— BEGIN EXCERPTED DATA —

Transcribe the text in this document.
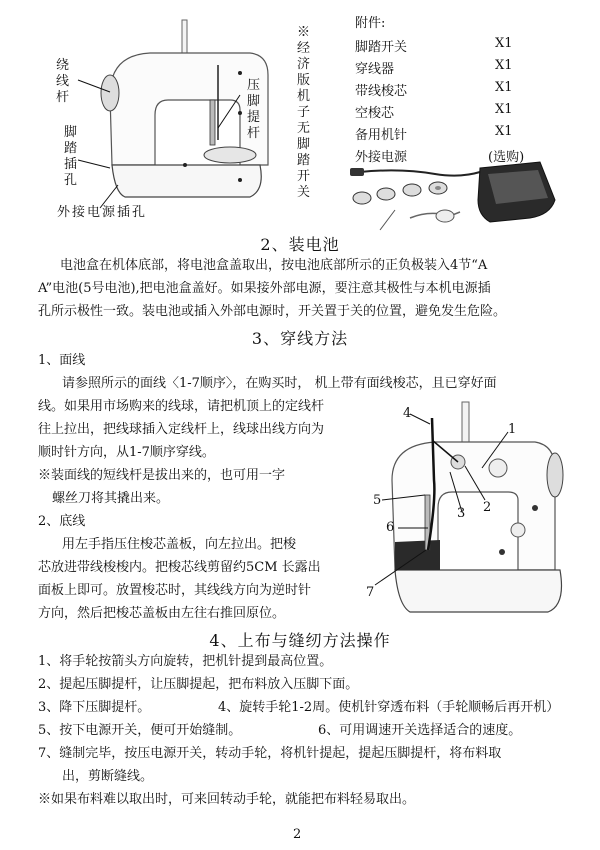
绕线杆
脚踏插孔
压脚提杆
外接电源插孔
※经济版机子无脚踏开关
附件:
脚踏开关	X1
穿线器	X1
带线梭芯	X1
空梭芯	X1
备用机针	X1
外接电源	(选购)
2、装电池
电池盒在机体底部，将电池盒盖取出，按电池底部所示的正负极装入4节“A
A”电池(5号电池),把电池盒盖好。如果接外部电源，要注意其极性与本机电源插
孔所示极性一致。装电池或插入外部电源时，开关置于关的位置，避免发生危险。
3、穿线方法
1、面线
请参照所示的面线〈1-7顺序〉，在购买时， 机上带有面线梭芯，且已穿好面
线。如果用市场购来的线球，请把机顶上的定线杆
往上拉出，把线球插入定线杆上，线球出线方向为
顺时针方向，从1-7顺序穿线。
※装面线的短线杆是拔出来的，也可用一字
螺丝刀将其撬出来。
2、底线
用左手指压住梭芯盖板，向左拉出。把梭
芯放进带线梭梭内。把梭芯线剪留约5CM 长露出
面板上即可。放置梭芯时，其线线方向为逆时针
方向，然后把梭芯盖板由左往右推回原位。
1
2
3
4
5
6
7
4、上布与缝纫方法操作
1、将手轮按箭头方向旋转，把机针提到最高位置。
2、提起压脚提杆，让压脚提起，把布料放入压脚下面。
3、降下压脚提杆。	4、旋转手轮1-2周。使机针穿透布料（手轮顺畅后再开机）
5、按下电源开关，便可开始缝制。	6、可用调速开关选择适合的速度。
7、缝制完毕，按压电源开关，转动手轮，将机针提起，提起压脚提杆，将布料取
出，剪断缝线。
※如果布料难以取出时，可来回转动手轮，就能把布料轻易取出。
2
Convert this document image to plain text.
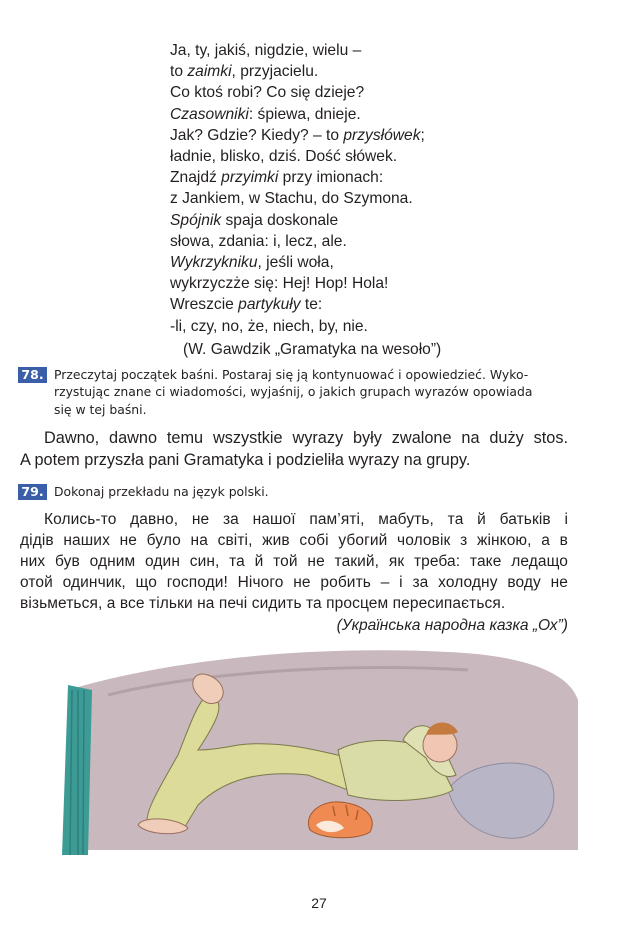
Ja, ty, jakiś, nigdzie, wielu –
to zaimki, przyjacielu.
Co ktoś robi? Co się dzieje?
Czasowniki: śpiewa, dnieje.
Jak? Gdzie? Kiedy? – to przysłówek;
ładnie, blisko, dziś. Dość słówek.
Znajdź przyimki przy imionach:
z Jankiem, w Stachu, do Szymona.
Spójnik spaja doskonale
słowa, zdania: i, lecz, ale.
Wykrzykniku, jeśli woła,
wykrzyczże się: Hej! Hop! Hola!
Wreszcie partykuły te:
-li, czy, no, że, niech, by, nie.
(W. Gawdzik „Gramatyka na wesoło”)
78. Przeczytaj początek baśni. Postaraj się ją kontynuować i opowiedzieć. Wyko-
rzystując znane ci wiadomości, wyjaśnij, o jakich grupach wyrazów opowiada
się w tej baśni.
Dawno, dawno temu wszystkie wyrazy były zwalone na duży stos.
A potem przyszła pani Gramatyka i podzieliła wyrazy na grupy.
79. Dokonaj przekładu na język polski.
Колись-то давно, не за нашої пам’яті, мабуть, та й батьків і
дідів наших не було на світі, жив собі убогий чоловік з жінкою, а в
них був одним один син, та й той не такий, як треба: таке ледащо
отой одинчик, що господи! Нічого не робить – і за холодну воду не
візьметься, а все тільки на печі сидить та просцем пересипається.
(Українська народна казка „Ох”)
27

— END EXCERPTED DATA —

### WORK REQUIRED
Count the lines above that contain the word "this", and give only that number.

### EXERCISE RESULT
2